[Saved entries]

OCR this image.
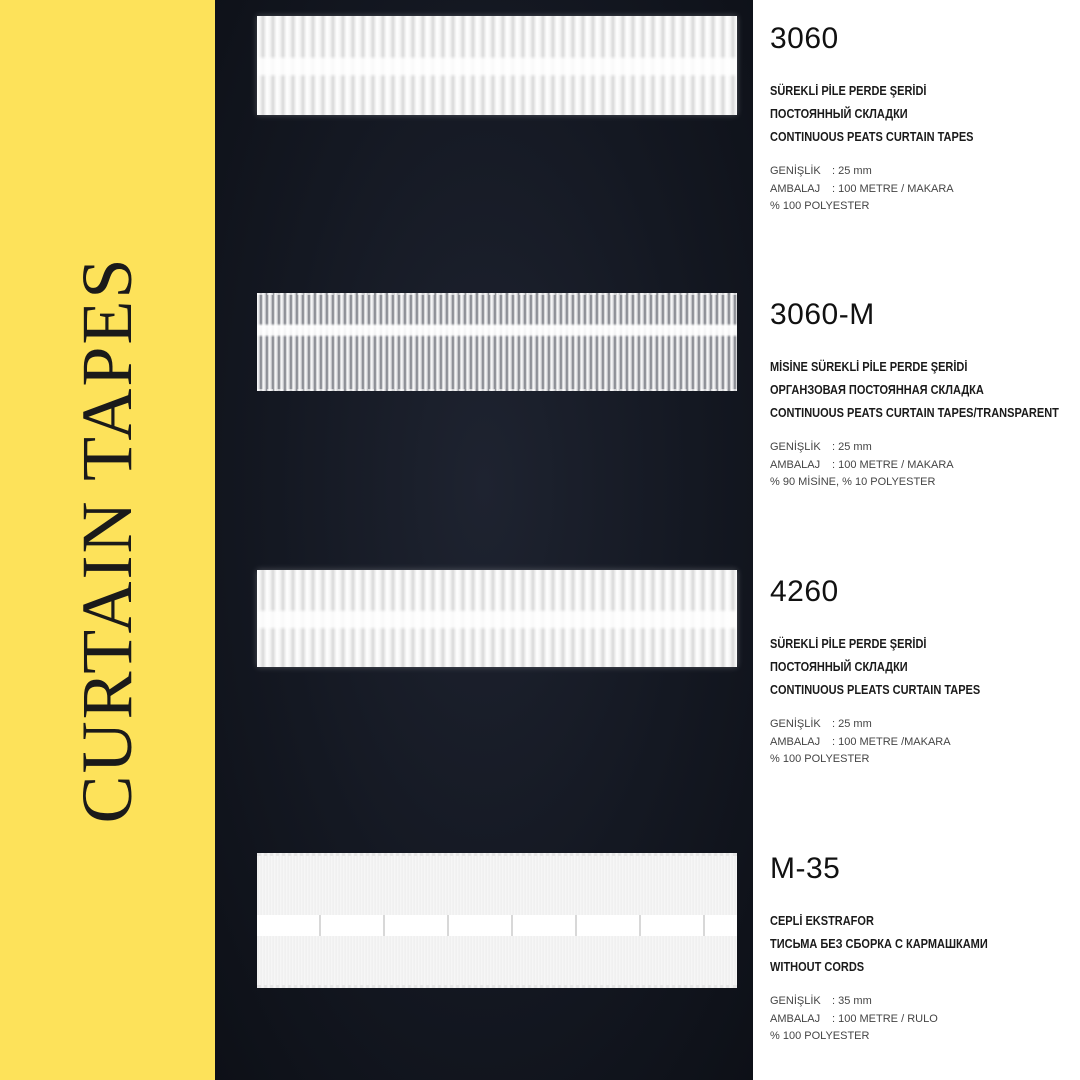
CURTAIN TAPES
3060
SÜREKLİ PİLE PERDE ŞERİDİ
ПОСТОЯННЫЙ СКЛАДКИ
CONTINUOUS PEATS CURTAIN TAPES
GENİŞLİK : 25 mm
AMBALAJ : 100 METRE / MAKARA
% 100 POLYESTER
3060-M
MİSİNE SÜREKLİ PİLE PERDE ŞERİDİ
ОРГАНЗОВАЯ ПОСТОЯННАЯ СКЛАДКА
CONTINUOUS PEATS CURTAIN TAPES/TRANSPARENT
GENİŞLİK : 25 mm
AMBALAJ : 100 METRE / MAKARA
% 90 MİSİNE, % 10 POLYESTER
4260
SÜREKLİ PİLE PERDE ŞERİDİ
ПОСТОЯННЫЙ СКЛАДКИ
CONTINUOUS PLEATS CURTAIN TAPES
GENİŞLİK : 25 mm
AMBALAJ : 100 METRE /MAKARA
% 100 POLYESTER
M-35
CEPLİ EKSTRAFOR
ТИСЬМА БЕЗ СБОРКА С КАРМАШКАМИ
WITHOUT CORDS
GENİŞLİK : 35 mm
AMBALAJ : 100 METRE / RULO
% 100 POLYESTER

PROBLEM TO WORK ON | Say how many lines in the listing above include "MİSİNE". Give nothing but the number.

RESULT OF THE TASK | 2